Records from a dataset
* start *

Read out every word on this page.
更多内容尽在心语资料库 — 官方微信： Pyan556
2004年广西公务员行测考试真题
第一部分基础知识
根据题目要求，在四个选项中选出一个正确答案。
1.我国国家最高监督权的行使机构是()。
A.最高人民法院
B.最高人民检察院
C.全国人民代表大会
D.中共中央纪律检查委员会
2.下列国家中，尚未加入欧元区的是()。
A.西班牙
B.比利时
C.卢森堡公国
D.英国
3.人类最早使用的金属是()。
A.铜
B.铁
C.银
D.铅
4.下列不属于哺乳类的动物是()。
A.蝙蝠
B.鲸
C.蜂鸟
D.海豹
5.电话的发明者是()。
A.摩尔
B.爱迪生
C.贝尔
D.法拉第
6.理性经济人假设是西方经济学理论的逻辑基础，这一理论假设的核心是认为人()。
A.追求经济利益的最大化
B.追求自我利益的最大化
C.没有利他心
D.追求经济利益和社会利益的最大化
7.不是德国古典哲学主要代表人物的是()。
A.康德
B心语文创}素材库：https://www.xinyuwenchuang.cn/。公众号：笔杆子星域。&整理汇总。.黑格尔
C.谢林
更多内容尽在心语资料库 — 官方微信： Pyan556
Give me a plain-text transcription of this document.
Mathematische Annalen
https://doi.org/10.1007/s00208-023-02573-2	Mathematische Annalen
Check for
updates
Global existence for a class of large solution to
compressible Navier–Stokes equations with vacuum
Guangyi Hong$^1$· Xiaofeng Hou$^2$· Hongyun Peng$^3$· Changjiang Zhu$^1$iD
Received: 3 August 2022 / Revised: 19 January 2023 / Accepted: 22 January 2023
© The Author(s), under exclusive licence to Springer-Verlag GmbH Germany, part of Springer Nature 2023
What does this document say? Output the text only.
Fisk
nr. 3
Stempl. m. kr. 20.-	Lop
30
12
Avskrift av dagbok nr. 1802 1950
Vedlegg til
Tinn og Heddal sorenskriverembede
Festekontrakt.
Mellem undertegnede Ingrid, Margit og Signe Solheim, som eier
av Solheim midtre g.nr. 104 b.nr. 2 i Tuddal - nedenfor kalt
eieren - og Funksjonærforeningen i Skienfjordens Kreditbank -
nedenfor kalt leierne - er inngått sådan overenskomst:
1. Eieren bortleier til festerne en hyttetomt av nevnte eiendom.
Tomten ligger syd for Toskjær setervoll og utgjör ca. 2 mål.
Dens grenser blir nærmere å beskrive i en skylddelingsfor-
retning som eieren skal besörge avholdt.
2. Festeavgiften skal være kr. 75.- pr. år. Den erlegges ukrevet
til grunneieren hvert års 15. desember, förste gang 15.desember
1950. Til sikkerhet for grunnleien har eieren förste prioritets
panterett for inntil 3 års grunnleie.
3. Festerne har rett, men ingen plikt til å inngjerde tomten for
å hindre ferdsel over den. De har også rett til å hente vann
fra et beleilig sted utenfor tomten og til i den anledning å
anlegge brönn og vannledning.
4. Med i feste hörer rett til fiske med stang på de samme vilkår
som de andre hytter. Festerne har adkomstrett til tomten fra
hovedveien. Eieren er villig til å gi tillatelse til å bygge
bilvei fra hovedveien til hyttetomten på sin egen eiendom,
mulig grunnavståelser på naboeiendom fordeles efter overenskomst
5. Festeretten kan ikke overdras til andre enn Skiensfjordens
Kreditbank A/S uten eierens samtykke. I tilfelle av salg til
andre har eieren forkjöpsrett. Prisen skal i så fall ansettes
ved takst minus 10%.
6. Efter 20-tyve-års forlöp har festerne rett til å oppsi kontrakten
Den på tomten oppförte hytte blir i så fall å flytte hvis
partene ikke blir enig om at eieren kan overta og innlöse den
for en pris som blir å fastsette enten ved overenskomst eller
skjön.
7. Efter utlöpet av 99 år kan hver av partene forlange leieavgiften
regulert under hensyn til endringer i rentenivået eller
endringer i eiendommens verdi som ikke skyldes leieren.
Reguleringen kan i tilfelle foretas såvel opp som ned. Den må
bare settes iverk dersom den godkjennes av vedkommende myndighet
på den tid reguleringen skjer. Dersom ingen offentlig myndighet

* end *

Copy every line from the entries that contains the word "partene".

Response to this task:
partene ikke blir enig om at eieren kan overta og innlöse den
7. Efter utlöpet av 99 år kan hver av partene forlange leieavgiften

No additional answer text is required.